[Collected data]
# # #
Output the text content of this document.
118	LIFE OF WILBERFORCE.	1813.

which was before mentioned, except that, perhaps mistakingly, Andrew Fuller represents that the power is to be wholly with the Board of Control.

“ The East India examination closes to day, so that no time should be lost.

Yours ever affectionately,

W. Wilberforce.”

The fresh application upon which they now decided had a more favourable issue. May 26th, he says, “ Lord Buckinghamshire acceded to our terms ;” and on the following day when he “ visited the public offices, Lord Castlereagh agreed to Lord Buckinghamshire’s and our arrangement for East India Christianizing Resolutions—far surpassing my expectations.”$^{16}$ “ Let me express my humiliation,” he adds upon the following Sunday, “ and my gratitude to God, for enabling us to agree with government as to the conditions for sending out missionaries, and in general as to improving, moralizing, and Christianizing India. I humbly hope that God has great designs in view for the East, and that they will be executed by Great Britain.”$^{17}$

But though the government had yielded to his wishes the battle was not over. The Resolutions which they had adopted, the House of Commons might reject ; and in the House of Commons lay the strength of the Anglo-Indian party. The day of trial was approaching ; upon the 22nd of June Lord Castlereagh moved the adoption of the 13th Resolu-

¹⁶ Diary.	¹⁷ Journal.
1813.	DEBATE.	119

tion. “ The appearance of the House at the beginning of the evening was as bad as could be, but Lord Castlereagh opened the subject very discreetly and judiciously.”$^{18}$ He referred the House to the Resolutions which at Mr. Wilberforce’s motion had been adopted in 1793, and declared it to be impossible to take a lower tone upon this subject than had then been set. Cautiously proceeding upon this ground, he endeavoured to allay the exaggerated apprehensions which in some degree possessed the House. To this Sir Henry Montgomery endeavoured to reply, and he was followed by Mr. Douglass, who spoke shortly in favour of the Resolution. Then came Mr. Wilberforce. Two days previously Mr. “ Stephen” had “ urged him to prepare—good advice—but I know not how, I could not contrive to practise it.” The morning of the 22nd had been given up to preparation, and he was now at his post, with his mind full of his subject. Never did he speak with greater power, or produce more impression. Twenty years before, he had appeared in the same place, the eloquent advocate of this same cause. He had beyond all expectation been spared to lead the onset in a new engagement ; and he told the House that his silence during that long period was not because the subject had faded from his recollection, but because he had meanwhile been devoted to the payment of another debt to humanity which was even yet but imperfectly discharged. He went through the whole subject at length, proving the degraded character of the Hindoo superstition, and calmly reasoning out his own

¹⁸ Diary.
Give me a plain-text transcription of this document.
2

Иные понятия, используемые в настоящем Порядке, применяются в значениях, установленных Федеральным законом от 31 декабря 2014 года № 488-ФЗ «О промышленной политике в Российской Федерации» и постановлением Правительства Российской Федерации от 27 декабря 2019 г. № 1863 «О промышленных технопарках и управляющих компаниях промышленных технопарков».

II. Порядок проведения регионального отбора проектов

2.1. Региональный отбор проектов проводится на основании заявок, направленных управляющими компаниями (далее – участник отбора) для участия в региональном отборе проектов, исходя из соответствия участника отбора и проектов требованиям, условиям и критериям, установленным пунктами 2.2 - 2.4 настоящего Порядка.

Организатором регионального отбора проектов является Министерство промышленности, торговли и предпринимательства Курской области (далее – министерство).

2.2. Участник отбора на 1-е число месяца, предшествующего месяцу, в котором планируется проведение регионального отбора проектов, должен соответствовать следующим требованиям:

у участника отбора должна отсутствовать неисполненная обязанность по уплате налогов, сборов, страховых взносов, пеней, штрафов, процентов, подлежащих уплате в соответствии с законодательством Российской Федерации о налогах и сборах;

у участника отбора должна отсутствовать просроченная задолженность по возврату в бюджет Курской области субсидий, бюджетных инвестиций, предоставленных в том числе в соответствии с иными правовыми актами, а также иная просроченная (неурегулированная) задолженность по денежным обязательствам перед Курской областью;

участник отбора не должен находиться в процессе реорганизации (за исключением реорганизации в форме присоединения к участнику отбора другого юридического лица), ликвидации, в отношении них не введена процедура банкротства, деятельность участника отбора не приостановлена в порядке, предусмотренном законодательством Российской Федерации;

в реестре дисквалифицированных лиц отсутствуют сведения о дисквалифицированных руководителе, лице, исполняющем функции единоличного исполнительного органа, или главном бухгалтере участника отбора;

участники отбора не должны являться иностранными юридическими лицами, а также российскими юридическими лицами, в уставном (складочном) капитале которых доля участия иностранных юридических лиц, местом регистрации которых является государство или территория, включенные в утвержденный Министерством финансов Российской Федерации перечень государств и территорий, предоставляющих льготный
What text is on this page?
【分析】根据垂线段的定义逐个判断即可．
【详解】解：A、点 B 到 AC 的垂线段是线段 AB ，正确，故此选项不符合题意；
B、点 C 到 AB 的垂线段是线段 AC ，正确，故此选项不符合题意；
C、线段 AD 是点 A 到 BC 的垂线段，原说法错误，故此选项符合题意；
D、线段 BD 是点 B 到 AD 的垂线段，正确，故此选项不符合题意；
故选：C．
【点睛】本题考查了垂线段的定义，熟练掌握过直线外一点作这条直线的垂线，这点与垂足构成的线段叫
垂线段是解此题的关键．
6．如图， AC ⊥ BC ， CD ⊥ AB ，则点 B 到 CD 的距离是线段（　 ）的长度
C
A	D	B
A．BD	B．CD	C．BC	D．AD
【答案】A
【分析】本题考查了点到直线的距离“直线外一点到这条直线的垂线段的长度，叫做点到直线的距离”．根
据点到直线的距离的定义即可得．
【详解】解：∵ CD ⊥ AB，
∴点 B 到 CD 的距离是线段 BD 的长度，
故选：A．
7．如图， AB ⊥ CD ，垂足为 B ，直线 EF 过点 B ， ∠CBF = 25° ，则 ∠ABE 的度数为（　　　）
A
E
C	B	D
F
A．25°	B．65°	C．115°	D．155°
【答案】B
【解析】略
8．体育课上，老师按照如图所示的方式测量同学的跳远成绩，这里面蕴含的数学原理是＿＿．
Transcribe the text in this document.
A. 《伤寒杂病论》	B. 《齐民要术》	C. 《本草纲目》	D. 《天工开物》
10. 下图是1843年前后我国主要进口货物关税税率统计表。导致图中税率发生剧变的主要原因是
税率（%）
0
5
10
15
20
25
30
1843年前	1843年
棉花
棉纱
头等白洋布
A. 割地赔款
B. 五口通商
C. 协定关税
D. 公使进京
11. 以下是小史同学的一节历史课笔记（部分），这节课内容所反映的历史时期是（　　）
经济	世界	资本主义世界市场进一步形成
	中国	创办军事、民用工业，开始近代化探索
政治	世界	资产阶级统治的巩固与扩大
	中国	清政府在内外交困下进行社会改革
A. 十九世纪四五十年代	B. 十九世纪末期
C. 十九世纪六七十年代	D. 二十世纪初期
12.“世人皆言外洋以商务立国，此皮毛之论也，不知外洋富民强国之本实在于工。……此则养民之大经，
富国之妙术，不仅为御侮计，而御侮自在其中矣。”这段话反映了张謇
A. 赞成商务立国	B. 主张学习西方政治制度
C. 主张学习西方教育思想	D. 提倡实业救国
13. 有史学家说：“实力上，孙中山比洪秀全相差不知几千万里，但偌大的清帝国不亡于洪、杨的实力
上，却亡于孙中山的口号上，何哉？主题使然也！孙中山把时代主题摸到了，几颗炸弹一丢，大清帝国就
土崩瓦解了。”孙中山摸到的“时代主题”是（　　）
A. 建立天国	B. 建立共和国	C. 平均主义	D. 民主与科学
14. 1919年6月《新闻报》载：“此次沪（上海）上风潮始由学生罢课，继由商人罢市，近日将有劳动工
# # #
→ Problem to work on
For this exercise, gather every line of the data that contains the word "的距离是线段".

→ Exercise output
6．如图， AC ⊥ BC ， CD ⊥ AB ，则点 B 到 CD 的距离是线段（　 ）的长度
∴点 B 到 CD 的距离是线段 BD 的长度，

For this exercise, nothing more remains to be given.